#### Do this
Go through the entries and transcribe each one exactly, dropping the pictures.

Some records:
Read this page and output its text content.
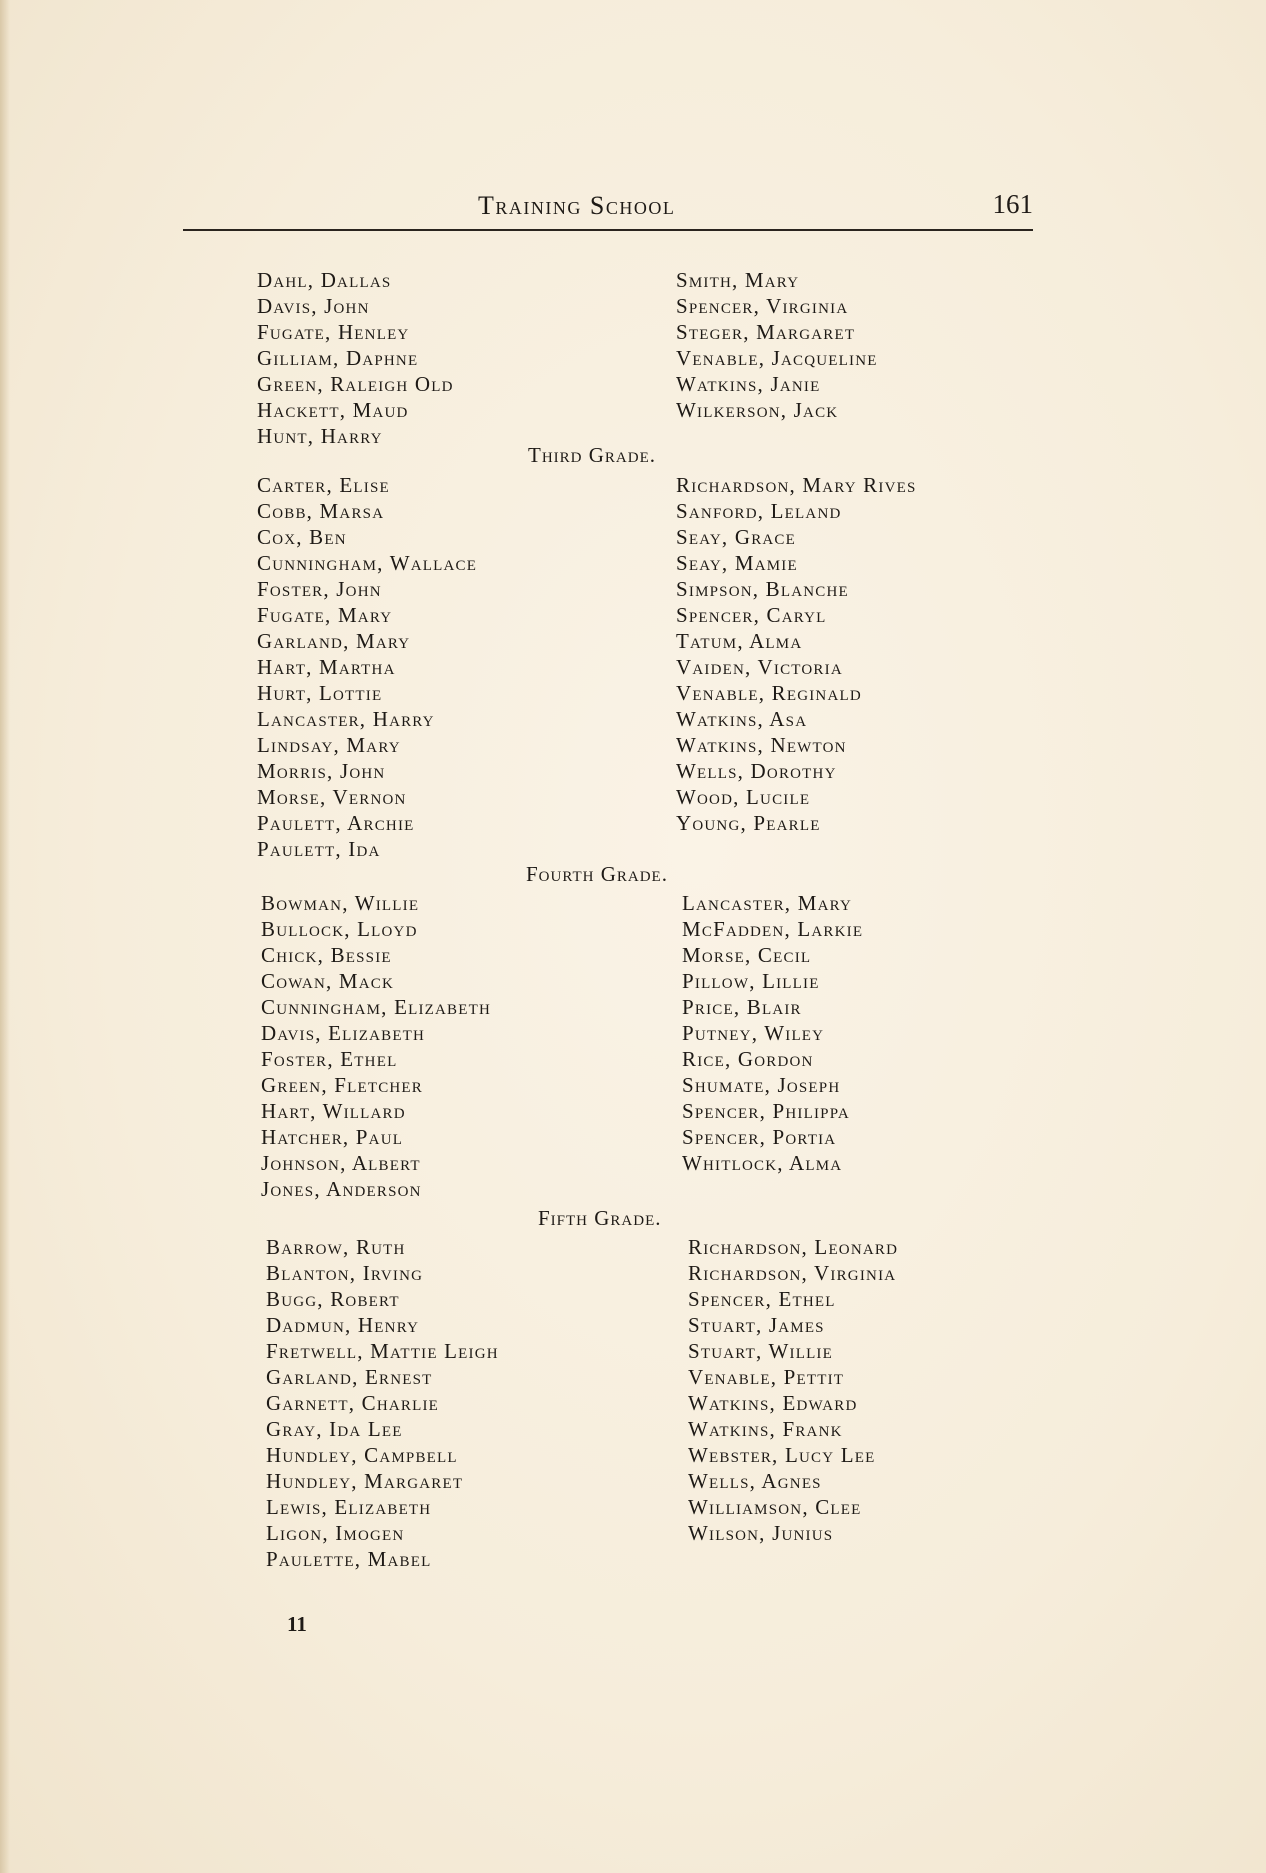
Training School	161
Dahl, Dallas
Davis, John
Fugate, Henley
Gilliam, Daphne
Green, Raleigh Old
Hackett, Maud
Hunt, Harry
Smith, Mary
Spencer, Virginia
Steger, Margaret
Venable, Jacqueline
Watkins, Janie
Wilkerson, Jack
Third Grade.
Carter, Elise
Cobb, Marsa
Cox, Ben
Cunningham, Wallace
Foster, John
Fugate, Mary
Garland, Mary
Hart, Martha
Hurt, Lottie
Lancaster, Harry
Lindsay, Mary
Morris, John
Morse, Vernon
Paulett, Archie
Paulett, Ida
Richardson, Mary Rives
Sanford, Leland
Seay, Grace
Seay, Mamie
Simpson, Blanche
Spencer, Caryl
Tatum, Alma
Vaiden, Victoria
Venable, Reginald
Watkins, Asa
Watkins, Newton
Wells, Dorothy
Wood, Lucile
Young, Pearle
Fourth Grade.
Bowman, Willie
Bullock, Lloyd
Chick, Bessie
Cowan, Mack
Cunningham, Elizabeth
Davis, Elizabeth
Foster, Ethel
Green, Fletcher
Hart, Willard
Hatcher, Paul
Johnson, Albert
Jones, Anderson
Lancaster, Mary
McFadden, Larkie
Morse, Cecil
Pillow, Lillie
Price, Blair
Putney, Wiley
Rice, Gordon
Shumate, Joseph
Spencer, Philippa
Spencer, Portia
Whitlock, Alma
Fifth Grade.
Barrow, Ruth
Blanton, Irving
Bugg, Robert
Dadmun, Henry
Fretwell, Mattie Leigh
Garland, Ernest
Garnett, Charlie
Gray, Ida Lee
Hundley, Campbell
Hundley, Margaret
Lewis, Elizabeth
Ligon, Imogen
Paulette, Mabel
Richardson, Leonard
Richardson, Virginia
Spencer, Ethel
Stuart, James
Stuart, Willie
Venable, Pettit
Watkins, Edward
Watkins, Frank
Webster, Lucy Lee
Wells, Agnes
Williamson, Clee
Wilson, Junius
11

#### Full response
Read this page and output its text content.
Training School	161
Dahl, Dallas
Davis, John
Fugate, Henley
Gilliam, Daphne
Green, Raleigh Old
Hackett, Maud
Hunt, Harry
Smith, Mary
Spencer, Virginia
Steger, Margaret
Venable, Jacqueline
Watkins, Janie
Wilkerson, Jack
Third Grade.
Carter, Elise
Cobb, Marsa
Cox, Ben
Cunningham, Wallace
Foster, John
Fugate, Mary
Garland, Mary
Hart, Martha
Hurt, Lottie
Lancaster, Harry
Lindsay, Mary
Morris, John
Morse, Vernon
Paulett, Archie
Paulett, Ida
Richardson, Mary Rives
Sanford, Leland
Seay, Grace
Seay, Mamie
Simpson, Blanche
Spencer, Caryl
Tatum, Alma
Vaiden, Victoria
Venable, Reginald
Watkins, Asa
Watkins, Newton
Wells, Dorothy
Wood, Lucile
Young, Pearle
Fourth Grade.
Bowman, Willie
Bullock, Lloyd
Chick, Bessie
Cowan, Mack
Cunningham, Elizabeth
Davis, Elizabeth
Foster, Ethel
Green, Fletcher
Hart, Willard
Hatcher, Paul
Johnson, Albert
Jones, Anderson
Lancaster, Mary
McFadden, Larkie
Morse, Cecil
Pillow, Lillie
Price, Blair
Putney, Wiley
Rice, Gordon
Shumate, Joseph
Spencer, Philippa
Spencer, Portia
Whitlock, Alma
Fifth Grade.
Barrow, Ruth
Blanton, Irving
Bugg, Robert
Dadmun, Henry
Fretwell, Mattie Leigh
Garland, Ernest
Garnett, Charlie
Gray, Ida Lee
Hundley, Campbell
Hundley, Margaret
Lewis, Elizabeth
Ligon, Imogen
Paulette, Mabel
Richardson, Leonard
Richardson, Virginia
Spencer, Ethel
Stuart, James
Stuart, Willie
Venable, Pettit
Watkins, Edward
Watkins, Frank
Webster, Lucy Lee
Wells, Agnes
Williamson, Clee
Wilson, Junius
11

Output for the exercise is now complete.